◆ **Excerpted data**

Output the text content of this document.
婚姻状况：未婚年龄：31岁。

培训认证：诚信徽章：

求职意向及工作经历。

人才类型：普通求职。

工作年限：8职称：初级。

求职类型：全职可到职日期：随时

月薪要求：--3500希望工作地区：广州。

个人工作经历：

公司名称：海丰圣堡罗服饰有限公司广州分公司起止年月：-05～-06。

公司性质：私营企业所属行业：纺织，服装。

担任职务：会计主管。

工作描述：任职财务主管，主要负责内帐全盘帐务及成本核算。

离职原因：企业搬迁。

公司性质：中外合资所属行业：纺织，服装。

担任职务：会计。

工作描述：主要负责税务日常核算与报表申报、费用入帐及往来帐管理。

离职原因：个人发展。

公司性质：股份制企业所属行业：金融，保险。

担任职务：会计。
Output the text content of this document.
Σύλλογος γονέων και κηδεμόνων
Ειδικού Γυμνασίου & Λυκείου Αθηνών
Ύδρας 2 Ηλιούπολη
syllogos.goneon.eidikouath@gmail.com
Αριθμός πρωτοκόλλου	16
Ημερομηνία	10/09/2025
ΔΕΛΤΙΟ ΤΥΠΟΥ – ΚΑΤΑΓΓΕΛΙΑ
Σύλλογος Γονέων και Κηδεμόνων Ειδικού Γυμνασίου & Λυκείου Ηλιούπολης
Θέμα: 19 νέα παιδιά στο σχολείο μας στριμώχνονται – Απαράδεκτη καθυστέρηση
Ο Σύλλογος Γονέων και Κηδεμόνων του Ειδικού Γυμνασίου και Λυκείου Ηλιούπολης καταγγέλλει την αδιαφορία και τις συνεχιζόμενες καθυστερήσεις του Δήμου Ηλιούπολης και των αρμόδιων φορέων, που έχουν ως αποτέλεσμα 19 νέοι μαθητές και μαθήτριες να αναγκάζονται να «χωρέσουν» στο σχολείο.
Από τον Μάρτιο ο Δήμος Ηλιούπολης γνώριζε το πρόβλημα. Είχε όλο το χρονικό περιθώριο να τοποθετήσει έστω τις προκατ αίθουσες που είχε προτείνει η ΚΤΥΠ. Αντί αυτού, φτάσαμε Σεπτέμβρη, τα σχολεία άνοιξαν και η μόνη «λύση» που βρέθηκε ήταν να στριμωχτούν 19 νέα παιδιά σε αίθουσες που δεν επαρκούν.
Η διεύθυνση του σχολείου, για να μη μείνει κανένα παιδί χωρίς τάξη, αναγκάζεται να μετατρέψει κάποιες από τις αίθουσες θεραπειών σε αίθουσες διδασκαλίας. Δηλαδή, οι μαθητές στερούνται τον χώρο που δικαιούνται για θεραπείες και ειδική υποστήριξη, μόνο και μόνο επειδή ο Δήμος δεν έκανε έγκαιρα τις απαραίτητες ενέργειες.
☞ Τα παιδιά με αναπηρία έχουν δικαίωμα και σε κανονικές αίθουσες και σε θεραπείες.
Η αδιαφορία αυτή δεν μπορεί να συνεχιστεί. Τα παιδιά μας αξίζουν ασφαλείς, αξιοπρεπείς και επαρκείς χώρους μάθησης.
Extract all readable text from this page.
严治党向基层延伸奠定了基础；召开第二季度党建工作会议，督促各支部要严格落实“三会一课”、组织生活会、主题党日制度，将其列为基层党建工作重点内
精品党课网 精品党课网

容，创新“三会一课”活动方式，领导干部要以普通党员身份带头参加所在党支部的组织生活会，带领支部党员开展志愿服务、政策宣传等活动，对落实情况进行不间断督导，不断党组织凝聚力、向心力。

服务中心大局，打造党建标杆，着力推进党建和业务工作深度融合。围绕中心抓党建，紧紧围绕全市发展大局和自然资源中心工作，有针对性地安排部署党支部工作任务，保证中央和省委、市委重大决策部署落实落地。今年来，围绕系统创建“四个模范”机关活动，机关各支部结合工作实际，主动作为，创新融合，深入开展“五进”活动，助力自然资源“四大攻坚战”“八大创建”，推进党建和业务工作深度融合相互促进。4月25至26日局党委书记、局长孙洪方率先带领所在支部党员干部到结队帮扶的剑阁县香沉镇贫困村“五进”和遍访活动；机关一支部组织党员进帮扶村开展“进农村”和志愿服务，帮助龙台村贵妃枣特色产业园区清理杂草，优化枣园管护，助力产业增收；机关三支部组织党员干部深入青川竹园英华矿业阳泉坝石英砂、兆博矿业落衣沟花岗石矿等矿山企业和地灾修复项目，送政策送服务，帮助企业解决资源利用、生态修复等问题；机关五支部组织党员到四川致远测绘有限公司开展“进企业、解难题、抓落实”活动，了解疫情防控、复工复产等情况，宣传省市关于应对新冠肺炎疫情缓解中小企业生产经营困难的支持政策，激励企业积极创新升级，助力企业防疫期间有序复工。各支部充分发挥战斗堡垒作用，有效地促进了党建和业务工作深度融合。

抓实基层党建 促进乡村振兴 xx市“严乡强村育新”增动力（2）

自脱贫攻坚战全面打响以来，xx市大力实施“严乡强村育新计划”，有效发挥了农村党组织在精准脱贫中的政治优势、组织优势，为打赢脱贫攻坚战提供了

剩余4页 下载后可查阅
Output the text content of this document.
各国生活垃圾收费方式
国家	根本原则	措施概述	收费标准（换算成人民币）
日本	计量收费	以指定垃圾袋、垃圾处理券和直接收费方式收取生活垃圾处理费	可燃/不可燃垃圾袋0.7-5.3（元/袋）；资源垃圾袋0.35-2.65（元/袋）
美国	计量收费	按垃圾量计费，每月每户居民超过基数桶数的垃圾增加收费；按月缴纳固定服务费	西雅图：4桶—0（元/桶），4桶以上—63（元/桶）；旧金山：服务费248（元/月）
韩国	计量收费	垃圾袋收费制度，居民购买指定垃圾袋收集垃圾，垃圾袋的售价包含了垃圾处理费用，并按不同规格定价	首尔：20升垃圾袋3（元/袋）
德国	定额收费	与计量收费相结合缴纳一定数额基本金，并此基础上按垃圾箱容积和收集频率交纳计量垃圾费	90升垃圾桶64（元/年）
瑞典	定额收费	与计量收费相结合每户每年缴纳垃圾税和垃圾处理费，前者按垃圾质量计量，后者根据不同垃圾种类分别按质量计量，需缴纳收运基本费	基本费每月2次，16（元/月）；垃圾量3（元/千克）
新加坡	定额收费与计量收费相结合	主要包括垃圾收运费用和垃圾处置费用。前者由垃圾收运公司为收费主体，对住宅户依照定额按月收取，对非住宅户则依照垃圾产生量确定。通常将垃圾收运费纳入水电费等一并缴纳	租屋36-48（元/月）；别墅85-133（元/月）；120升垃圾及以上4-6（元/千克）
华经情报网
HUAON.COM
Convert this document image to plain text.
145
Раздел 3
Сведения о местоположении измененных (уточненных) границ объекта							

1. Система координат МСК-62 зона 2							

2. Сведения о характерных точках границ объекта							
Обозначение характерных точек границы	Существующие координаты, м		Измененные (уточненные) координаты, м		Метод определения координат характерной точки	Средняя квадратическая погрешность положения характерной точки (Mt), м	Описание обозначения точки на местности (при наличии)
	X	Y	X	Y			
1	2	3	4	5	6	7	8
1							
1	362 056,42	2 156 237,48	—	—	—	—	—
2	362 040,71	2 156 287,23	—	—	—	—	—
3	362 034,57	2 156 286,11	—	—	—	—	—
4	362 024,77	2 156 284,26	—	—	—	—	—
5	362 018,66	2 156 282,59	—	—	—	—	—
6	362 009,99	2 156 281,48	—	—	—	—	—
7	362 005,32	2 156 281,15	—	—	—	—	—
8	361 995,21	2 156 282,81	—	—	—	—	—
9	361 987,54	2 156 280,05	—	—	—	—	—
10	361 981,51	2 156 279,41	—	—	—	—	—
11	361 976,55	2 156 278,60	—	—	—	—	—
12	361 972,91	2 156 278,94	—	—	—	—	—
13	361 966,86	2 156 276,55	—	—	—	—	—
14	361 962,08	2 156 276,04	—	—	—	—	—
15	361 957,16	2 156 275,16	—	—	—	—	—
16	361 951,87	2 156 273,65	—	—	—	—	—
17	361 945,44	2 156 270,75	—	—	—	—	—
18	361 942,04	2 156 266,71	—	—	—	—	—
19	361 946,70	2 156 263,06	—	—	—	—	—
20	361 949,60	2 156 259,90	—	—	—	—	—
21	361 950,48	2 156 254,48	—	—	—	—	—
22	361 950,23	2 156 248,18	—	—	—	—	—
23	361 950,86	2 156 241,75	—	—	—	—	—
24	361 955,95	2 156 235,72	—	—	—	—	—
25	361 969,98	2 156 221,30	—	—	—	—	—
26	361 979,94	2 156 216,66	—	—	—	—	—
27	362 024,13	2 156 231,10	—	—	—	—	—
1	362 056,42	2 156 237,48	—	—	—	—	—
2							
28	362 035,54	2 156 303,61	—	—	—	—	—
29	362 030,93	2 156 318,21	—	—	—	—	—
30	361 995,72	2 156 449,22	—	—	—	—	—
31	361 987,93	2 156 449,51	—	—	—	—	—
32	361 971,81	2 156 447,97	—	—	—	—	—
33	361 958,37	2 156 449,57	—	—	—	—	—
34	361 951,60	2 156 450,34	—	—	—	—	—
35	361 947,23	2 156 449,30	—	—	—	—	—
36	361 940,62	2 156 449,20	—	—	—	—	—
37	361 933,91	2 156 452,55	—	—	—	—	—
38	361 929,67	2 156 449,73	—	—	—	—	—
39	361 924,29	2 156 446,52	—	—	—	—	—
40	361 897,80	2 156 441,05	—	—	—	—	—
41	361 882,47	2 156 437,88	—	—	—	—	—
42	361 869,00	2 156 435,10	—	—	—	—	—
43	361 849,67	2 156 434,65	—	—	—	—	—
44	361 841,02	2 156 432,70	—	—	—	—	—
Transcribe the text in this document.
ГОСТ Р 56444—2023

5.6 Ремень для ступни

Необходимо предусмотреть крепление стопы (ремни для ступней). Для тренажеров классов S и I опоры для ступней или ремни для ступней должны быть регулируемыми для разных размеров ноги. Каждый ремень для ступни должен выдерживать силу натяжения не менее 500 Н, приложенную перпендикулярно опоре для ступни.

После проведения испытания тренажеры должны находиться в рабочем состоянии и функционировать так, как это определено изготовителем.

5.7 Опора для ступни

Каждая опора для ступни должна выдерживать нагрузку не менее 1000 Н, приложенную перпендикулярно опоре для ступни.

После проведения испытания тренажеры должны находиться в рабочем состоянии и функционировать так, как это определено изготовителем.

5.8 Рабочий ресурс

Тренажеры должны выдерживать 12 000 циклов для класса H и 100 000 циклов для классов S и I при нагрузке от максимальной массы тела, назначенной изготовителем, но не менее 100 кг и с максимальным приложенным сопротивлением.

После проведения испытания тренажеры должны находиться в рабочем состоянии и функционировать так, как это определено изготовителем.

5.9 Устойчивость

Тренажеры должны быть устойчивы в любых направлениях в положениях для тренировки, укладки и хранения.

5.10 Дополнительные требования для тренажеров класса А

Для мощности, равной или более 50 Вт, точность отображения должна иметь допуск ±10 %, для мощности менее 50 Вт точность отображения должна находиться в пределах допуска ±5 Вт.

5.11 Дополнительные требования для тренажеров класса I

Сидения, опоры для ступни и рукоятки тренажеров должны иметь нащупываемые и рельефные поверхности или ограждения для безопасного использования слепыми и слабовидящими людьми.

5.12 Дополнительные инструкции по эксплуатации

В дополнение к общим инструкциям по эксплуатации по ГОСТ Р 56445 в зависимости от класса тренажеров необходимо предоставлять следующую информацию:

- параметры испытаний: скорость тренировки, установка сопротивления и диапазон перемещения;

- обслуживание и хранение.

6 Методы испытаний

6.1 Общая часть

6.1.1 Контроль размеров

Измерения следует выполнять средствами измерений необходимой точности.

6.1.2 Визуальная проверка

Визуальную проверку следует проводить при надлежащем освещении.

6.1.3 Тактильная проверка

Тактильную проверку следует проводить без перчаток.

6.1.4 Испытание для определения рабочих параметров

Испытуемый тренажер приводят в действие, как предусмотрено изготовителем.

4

◆ **Required task**
Using the entries above, return each line that includes the word "объекта".

◆ **Problem solution**
Сведения о местоположении измененных (уточненных) границ объекта							
2. Сведения о характерных точках границ объекта							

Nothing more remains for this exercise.